═══ Supplied records

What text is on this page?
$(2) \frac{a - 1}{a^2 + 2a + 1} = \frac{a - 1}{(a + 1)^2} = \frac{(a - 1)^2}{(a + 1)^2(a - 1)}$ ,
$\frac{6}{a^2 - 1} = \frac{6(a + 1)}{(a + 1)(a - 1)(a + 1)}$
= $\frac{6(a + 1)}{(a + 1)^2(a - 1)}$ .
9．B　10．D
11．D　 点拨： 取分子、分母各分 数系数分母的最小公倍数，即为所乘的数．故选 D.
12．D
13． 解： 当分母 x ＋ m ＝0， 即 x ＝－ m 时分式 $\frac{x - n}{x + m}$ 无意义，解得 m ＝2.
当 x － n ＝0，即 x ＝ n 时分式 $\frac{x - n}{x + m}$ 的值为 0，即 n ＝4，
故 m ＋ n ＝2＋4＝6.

══════

■ Task directions ■
Output every record above exactly as it appears.

■ Answer for the task ■
What text is on this page?
$(2) \frac{a - 1}{a^2 + 2a + 1} = \frac{a - 1}{(a + 1)^2} = \frac{(a - 1)^2}{(a + 1)^2(a - 1)}$ ,
$\frac{6}{a^2 - 1} = \frac{6(a + 1)}{(a + 1)(a - 1)(a + 1)}$
= $\frac{6(a + 1)}{(a + 1)^2(a - 1)}$ .
9．B　10．D
11．D　 点拨： 取分子、分母各分 数系数分母的最小公倍数，即为所乘的数．故选 D.
12．D
13． 解： 当分母 x ＋ m ＝0， 即 x ＝－ m 时分式 $\frac{x - n}{x + m}$ 无意义，解得 m ＝2.
当 x － n ＝0，即 x ＝ n 时分式 $\frac{x - n}{x + m}$ 的值为 0，即 n ＝4，
故 m ＋ n ＝2＋4＝6.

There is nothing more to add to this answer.